A run of records
┄┄┄┄┄┄┄┄┄┄

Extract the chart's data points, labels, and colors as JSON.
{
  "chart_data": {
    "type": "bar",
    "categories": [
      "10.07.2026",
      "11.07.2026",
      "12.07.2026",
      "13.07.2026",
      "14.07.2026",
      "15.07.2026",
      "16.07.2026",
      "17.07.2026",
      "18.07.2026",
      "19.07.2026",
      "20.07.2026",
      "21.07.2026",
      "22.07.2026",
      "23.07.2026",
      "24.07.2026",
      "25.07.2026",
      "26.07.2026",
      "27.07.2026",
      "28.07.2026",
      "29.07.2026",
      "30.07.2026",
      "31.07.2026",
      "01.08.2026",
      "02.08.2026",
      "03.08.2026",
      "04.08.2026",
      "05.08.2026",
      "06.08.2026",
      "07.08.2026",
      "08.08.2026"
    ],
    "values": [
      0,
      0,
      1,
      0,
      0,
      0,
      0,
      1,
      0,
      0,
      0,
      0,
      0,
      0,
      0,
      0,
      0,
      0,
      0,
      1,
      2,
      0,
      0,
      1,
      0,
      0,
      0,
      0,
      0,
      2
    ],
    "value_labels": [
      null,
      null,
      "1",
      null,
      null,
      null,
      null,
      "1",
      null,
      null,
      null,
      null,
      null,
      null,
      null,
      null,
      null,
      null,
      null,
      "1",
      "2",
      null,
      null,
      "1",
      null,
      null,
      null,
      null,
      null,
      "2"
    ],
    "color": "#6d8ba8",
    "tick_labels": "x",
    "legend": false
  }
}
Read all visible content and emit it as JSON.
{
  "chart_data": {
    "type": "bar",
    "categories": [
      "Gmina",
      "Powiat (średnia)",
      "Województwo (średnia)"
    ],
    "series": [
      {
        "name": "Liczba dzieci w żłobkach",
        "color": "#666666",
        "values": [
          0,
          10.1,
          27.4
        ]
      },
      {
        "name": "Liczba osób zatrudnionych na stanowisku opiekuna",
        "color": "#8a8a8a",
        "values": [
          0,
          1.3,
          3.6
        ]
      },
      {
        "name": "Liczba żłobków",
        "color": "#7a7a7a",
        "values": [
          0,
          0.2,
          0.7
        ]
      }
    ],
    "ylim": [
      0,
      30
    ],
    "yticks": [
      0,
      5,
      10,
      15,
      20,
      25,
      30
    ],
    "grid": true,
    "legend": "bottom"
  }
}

┄┄┄┄┄┄┄┄┄┄

• [To do] Work out the count of lines containing the word "name", then write only that count.

• [Full output] 3